| Information given |

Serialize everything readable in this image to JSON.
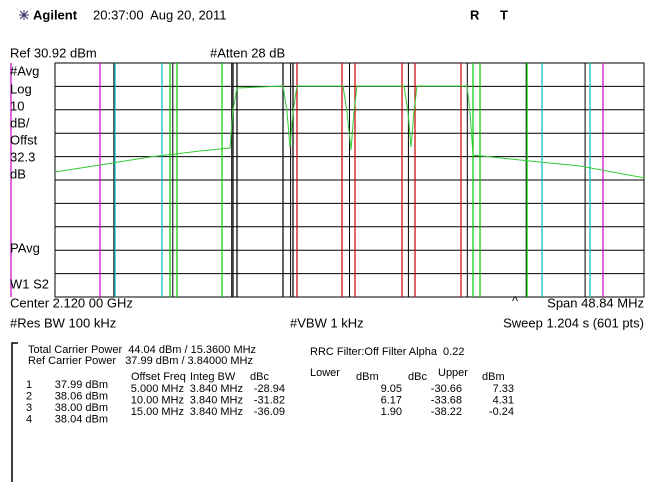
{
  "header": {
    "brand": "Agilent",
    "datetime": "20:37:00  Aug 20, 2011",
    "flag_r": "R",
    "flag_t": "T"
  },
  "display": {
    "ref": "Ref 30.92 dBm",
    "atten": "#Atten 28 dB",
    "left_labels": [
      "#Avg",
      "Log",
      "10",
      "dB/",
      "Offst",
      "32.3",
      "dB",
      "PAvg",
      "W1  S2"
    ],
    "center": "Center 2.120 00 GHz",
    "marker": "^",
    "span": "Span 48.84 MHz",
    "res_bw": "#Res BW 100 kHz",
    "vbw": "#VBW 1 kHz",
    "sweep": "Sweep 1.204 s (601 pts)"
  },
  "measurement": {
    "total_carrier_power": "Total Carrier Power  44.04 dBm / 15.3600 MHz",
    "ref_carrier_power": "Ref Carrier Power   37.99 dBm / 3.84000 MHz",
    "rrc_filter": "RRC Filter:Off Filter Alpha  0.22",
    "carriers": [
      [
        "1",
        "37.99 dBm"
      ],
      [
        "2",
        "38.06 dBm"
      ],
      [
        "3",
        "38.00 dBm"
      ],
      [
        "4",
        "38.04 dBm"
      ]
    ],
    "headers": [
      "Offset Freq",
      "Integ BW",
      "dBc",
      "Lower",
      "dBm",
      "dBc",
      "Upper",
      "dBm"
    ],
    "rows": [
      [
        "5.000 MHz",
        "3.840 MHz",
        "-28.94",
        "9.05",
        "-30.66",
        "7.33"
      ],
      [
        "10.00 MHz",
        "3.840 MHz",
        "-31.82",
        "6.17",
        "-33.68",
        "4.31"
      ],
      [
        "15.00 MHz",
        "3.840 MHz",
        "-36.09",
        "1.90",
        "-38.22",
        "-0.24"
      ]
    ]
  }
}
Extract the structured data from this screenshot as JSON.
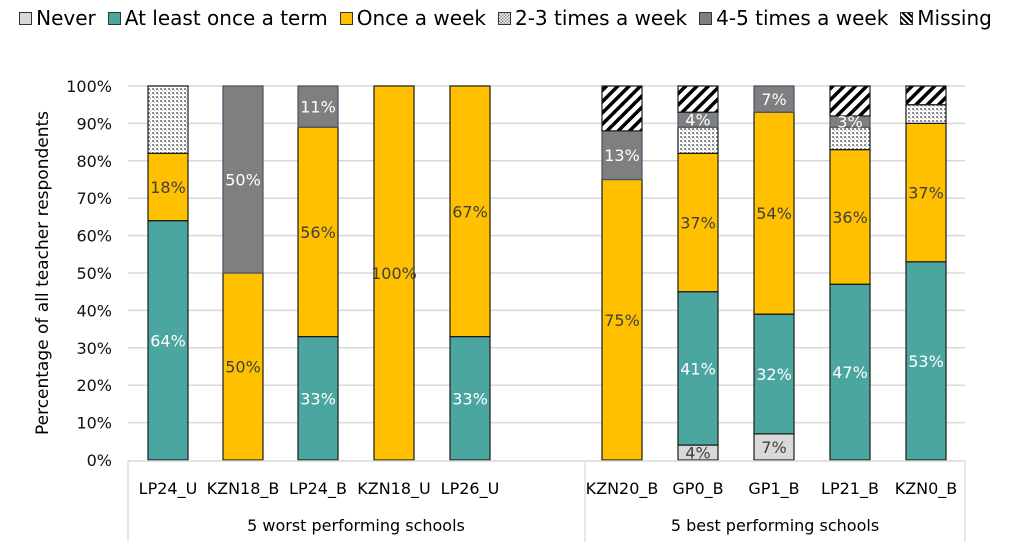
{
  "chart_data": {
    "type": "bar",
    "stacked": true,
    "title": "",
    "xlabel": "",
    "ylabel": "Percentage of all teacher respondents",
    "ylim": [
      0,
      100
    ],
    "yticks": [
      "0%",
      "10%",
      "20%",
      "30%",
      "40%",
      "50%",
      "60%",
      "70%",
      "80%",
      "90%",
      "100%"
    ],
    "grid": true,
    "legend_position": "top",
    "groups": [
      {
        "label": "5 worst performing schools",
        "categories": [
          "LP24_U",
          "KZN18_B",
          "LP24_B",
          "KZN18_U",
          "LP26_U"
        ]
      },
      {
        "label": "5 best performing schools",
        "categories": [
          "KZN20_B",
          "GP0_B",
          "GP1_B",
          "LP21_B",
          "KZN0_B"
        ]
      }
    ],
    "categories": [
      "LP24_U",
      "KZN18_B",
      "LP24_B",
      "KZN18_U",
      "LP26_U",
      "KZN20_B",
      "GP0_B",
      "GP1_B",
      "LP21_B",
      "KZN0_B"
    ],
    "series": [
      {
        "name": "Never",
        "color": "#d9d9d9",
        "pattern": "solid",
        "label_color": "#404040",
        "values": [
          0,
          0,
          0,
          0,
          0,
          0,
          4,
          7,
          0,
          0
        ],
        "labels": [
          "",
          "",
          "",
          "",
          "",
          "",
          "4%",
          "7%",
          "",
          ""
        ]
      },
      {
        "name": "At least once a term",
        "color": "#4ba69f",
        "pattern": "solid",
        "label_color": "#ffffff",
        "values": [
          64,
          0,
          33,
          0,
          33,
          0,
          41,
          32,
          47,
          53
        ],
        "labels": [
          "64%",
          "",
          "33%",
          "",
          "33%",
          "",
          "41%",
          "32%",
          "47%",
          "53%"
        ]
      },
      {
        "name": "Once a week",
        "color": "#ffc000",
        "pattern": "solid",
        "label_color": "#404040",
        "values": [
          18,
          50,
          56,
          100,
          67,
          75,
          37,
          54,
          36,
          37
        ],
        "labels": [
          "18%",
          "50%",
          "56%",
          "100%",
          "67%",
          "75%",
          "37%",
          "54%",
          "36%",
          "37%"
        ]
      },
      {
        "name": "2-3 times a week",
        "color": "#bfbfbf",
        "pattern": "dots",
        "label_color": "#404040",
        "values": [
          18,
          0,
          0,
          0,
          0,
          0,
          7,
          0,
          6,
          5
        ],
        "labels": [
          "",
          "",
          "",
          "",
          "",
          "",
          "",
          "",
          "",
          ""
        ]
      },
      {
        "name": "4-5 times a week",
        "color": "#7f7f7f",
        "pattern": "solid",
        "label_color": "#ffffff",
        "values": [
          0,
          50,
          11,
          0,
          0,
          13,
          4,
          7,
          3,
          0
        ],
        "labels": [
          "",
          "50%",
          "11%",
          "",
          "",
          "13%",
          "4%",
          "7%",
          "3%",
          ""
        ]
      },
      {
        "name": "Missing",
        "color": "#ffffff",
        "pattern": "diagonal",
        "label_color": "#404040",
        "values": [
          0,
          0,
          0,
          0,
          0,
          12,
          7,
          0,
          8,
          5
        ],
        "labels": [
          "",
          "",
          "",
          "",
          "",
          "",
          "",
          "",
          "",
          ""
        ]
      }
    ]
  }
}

| Written task |
Every line of the data should be copied as it stands, without the images.

| Output for this exercise |
Serialize everything readable in this image to JSON.
{
  "header": {
    "brand": "Agilent",
    "datetime": "20:37:00  Aug 20, 2011",
    "flag_r": "R",
    "flag_t": "T"
  },
  "display": {
    "ref": "Ref 30.92 dBm",
    "atten": "#Atten 28 dB",
    "left_labels": [
      "#Avg",
      "Log",
      "10",
      "dB/",
      "Offst",
      "32.3",
      "dB",
      "PAvg",
      "W1  S2"
    ],
    "center": "Center 2.120 00 GHz",
    "marker": "^",
    "span": "Span 48.84 MHz",
    "res_bw": "#Res BW 100 kHz",
    "vbw": "#VBW 1 kHz",
    "sweep": "Sweep 1.204 s (601 pts)"
  },
  "measurement": {
    "total_carrier_power": "Total Carrier Power  44.04 dBm / 15.3600 MHz",
    "ref_carrier_power": "Ref Carrier Power   37.99 dBm / 3.84000 MHz",
    "rrc_filter": "RRC Filter:Off Filter Alpha  0.22",
    "carriers": [
      [
        "1",
        "37.99 dBm"
      ],
      [
        "2",
        "38.06 dBm"
      ],
      [
        "3",
        "38.00 dBm"
      ],
      [
        "4",
        "38.04 dBm"
      ]
    ],
    "headers": [
      "Offset Freq",
      "Integ BW",
      "dBc",
      "Lower",
      "dBm",
      "dBc",
      "Upper",
      "dBm"
    ],
    "rows": [
      [
        "5.000 MHz",
        "3.840 MHz",
        "-28.94",
        "9.05",
        "-30.66",
        "7.33"
      ],
      [
        "10.00 MHz",
        "3.840 MHz",
        "-31.82",
        "6.17",
        "-33.68",
        "4.31"
      ],
      [
        "15.00 MHz",
        "3.840 MHz",
        "-36.09",
        "1.90",
        "-38.22",
        "-0.24"
      ]
    ]
  }
}
Extract the structured data from this screenshot as JSON.
{
  "chart_data": {
    "type": "bar",
    "stacked": true,
    "title": "",
    "xlabel": "",
    "ylabel": "Percentage of all teacher respondents",
    "ylim": [
      0,
      100
    ],
    "yticks": [
      "0%",
      "10%",
      "20%",
      "30%",
      "40%",
      "50%",
      "60%",
      "70%",
      "80%",
      "90%",
      "100%"
    ],
    "grid": true,
    "legend_position": "top",
    "groups": [
      {
        "label": "5 worst performing schools",
        "categories": [
          "LP24_U",
          "KZN18_B",
          "LP24_B",
          "KZN18_U",
          "LP26_U"
        ]
      },
      {
        "label": "5 best performing schools",
        "categories": [
          "KZN20_B",
          "GP0_B",
          "GP1_B",
          "LP21_B",
          "KZN0_B"
        ]
      }
    ],
    "categories": [
      "LP24_U",
      "KZN18_B",
      "LP24_B",
      "KZN18_U",
      "LP26_U",
      "KZN20_B",
      "GP0_B",
      "GP1_B",
      "LP21_B",
      "KZN0_B"
    ],
    "series": [
      {
        "name": "Never",
        "color": "#d9d9d9",
        "pattern": "solid",
        "label_color": "#404040",
        "values": [
          0,
          0,
          0,
          0,
          0,
          0,
          4,
          7,
          0,
          0
        ],
        "labels": [
          "",
          "",
          "",
          "",
          "",
          "",
          "4%",
          "7%",
          "",
          ""
        ]
      },
      {
        "name": "At least once a term",
        "color": "#4ba69f",
        "pattern": "solid",
        "label_color": "#ffffff",
        "values": [
          64,
          0,
          33,
          0,
          33,
          0,
          41,
          32,
          47,
          53
        ],
        "labels": [
          "64%",
          "",
          "33%",
          "",
          "33%",
          "",
          "41%",
          "32%",
          "47%",
          "53%"
        ]
      },
      {
        "name": "Once a week",
        "color": "#ffc000",
        "pattern": "solid",
        "label_color": "#404040",
        "values": [
          18,
          50,
          56,
          100,
          67,
          75,
          37,
          54,
          36,
          37
        ],
        "labels": [
          "18%",
          "50%",
          "56%",
          "100%",
          "67%",
          "75%",
          "37%",
          "54%",
          "36%",
          "37%"
        ]
      },
      {
        "name": "2-3 times a week",
        "color": "#bfbfbf",
        "pattern": "dots",
        "label_color": "#404040",
        "values": [
          18,
          0,
          0,
          0,
          0,
          0,
          7,
          0,
          6,
          5
        ],
        "labels": [
          "",
          "",
          "",
          "",
          "",
          "",
          "",
          "",
          "",
          ""
        ]
      },
      {
        "name": "4-5 times a week",
        "color": "#7f7f7f",
        "pattern": "solid",
        "label_color": "#ffffff",
        "values": [
          0,
          50,
          11,
          0,
          0,
          13,
          4,
          7,
          3,
          0
        ],
        "labels": [
          "",
          "50%",
          "11%",
          "",
          "",
          "13%",
          "4%",
          "7%",
          "3%",
          ""
        ]
      },
      {
        "name": "Missing",
        "color": "#ffffff",
        "pattern": "diagonal",
        "label_color": "#404040",
        "values": [
          0,
          0,
          0,
          0,
          0,
          12,
          7,
          0,
          8,
          5
        ],
        "labels": [
          "",
          "",
          "",
          "",
          "",
          "",
          "",
          "",
          "",
          ""
        ]
      }
    ]
  }
}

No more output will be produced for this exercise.